> _What you have to do_
Output the records exactly as they appear, with no pictures included.

============

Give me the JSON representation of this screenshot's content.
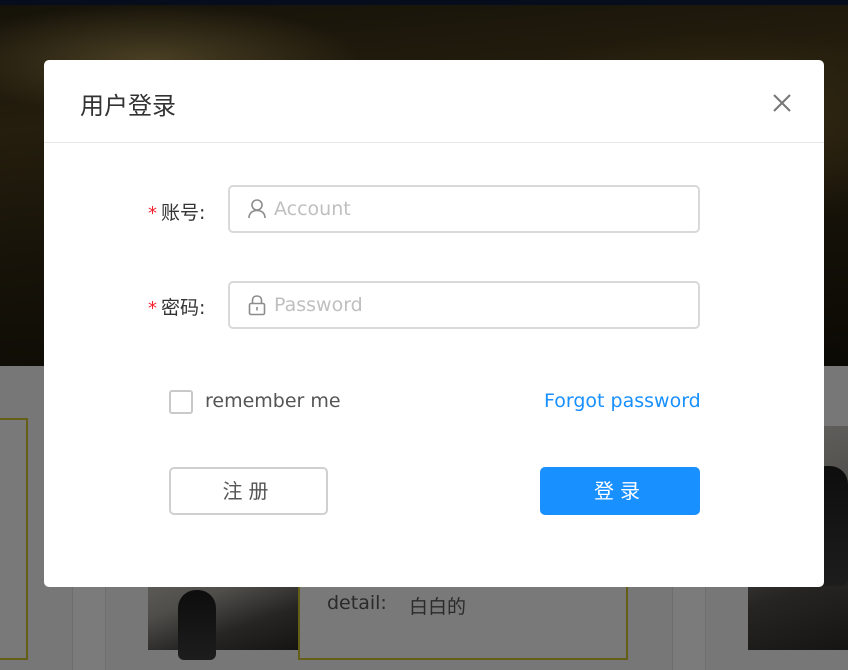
{
  "background": {
    "card_detail_label": "detail:",
    "card_detail_value": "白白的"
  },
  "modal": {
    "title": "用户登录",
    "close_icon": "close-icon",
    "account": {
      "required_mark": "*",
      "label": "账号:",
      "icon": "user-icon",
      "placeholder": "Account",
      "value": ""
    },
    "password": {
      "required_mark": "*",
      "label": "密码:",
      "icon": "lock-icon",
      "placeholder": "Password",
      "value": ""
    },
    "remember_label": "remember me",
    "remember_checked": false,
    "forgot_label": "Forgot password",
    "register_label": "注册",
    "login_label": "登录"
  },
  "colors": {
    "primary": "#1890ff",
    "required": "#f5222d",
    "card_border": "#c8bd2c"
  }
}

============

> _Solution below_
Give me the JSON representation of this screenshot's content.
{
  "background": {
    "card_detail_label": "detail:",
    "card_detail_value": "白白的"
  },
  "modal": {
    "title": "用户登录",
    "close_icon": "close-icon",
    "account": {
      "required_mark": "*",
      "label": "账号:",
      "icon": "user-icon",
      "placeholder": "Account",
      "value": ""
    },
    "password": {
      "required_mark": "*",
      "label": "密码:",
      "icon": "lock-icon",
      "placeholder": "Password",
      "value": ""
    },
    "remember_label": "remember me",
    "remember_checked": false,
    "forgot_label": "Forgot password",
    "register_label": "注册",
    "login_label": "登录"
  },
  "colors": {
    "primary": "#1890ff",
    "required": "#f5222d",
    "card_border": "#c8bd2c"
  }
}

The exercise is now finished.